● Task brief: All records below must be retyped exactly.

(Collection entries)
## START

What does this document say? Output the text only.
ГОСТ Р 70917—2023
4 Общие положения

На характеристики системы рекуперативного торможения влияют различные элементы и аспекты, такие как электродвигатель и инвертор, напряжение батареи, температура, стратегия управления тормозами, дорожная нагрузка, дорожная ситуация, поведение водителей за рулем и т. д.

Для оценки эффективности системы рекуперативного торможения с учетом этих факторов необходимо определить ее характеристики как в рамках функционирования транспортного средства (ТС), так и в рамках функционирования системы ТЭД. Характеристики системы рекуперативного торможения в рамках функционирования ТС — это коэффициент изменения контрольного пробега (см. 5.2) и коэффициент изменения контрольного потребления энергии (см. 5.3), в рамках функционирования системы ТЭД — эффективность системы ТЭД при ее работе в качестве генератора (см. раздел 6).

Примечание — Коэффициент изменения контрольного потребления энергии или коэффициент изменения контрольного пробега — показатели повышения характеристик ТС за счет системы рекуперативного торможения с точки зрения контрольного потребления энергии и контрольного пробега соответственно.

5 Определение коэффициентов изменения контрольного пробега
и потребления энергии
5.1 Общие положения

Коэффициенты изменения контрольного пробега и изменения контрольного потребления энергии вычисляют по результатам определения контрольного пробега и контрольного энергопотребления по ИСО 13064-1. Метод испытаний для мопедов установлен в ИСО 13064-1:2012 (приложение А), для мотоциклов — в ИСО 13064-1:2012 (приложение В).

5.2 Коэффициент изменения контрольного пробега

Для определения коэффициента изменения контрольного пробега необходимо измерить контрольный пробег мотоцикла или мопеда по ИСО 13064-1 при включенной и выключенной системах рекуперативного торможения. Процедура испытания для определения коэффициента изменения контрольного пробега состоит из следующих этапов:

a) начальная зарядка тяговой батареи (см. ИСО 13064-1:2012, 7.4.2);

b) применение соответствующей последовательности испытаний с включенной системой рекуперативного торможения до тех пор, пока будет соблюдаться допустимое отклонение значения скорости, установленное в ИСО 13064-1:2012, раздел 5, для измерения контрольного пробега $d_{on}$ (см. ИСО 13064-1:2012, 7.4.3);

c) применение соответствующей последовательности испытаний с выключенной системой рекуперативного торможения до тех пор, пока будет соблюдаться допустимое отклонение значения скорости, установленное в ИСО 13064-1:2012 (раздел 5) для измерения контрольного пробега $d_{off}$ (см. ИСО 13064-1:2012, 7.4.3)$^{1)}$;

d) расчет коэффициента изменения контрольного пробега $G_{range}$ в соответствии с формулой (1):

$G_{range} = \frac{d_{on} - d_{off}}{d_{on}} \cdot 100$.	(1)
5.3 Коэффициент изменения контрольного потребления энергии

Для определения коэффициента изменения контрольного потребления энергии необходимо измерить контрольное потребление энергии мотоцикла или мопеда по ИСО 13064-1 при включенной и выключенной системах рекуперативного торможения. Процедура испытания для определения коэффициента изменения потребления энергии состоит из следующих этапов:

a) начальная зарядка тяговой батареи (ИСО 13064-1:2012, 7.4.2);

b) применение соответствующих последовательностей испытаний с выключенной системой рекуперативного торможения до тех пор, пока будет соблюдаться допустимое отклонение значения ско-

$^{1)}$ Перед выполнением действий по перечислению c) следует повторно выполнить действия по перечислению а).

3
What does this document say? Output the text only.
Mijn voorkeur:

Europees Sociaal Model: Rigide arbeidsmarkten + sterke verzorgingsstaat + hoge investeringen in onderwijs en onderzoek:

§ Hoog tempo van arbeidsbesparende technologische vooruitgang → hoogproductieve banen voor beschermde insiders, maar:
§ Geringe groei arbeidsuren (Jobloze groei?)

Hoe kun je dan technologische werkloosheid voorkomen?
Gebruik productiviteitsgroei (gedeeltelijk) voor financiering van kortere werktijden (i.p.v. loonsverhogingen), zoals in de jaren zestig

## END

● Output for this task:
What does this document say? Output the text only.
ГОСТ Р 70917—2023
4 Общие положения

На характеристики системы рекуперативного торможения влияют различные элементы и аспекты, такие как электродвигатель и инвертор, напряжение батареи, температура, стратегия управления тормозами, дорожная нагрузка, дорожная ситуация, поведение водителей за рулем и т. д.

Для оценки эффективности системы рекуперативного торможения с учетом этих факторов необходимо определить ее характеристики как в рамках функционирования транспортного средства (ТС), так и в рамках функционирования системы ТЭД. Характеристики системы рекуперативного торможения в рамках функционирования ТС — это коэффициент изменения контрольного пробега (см. 5.2) и коэффициент изменения контрольного потребления энергии (см. 5.3), в рамках функционирования системы ТЭД — эффективность системы ТЭД при ее работе в качестве генератора (см. раздел 6).

Примечание — Коэффициент изменения контрольного потребления энергии или коэффициент изменения контрольного пробега — показатели повышения характеристик ТС за счет системы рекуперативного торможения с точки зрения контрольного потребления энергии и контрольного пробега соответственно.

5 Определение коэффициентов изменения контрольного пробега
и потребления энергии
5.1 Общие положения

Коэффициенты изменения контрольного пробега и изменения контрольного потребления энергии вычисляют по результатам определения контрольного пробега и контрольного энергопотребления по ИСО 13064-1. Метод испытаний для мопедов установлен в ИСО 13064-1:2012 (приложение А), для мотоциклов — в ИСО 13064-1:2012 (приложение В).

5.2 Коэффициент изменения контрольного пробега

Для определения коэффициента изменения контрольного пробега необходимо измерить контрольный пробег мотоцикла или мопеда по ИСО 13064-1 при включенной и выключенной системах рекуперативного торможения. Процедура испытания для определения коэффициента изменения контрольного пробега состоит из следующих этапов:

a) начальная зарядка тяговой батареи (см. ИСО 13064-1:2012, 7.4.2);

b) применение соответствующей последовательности испытаний с включенной системой рекуперативного торможения до тех пор, пока будет соблюдаться допустимое отклонение значения скорости, установленное в ИСО 13064-1:2012, раздел 5, для измерения контрольного пробега $d_{on}$ (см. ИСО 13064-1:2012, 7.4.3);

c) применение соответствующей последовательности испытаний с выключенной системой рекуперативного торможения до тех пор, пока будет соблюдаться допустимое отклонение значения скорости, установленное в ИСО 13064-1:2012 (раздел 5) для измерения контрольного пробега $d_{off}$ (см. ИСО 13064-1:2012, 7.4.3)$^{1)}$;

d) расчет коэффициента изменения контрольного пробега $G_{range}$ в соответствии с формулой (1):

$G_{range} = \frac{d_{on} - d_{off}}{d_{on}} \cdot 100$.	(1)
5.3 Коэффициент изменения контрольного потребления энергии

Для определения коэффициента изменения контрольного потребления энергии необходимо измерить контрольное потребление энергии мотоцикла или мопеда по ИСО 13064-1 при включенной и выключенной системах рекуперативного торможения. Процедура испытания для определения коэффициента изменения потребления энергии состоит из следующих этапов:

a) начальная зарядка тяговой батареи (ИСО 13064-1:2012, 7.4.2);

b) применение соответствующих последовательностей испытаний с выключенной системой рекуперативного торможения до тех пор, пока будет соблюдаться допустимое отклонение значения ско-

$^{1)}$ Перед выполнением действий по перечислению c) следует повторно выполнить действия по перечислению а).

3
What does this document say? Output the text only.
Mijn voorkeur:

Europees Sociaal Model: Rigide arbeidsmarkten + sterke verzorgingsstaat + hoge investeringen in onderwijs en onderzoek:

§ Hoog tempo van arbeidsbesparende technologische vooruitgang → hoogproductieve banen voor beschermde insiders, maar:
§ Geringe groei arbeidsuren (Jobloze groei?)

Hoe kun je dan technologische werkloosheid voorkomen?
Gebruik productiviteitsgroei (gedeeltelijk) voor financiering van kortere werktijden (i.p.v. loonsverhogingen), zoals in de jaren zestig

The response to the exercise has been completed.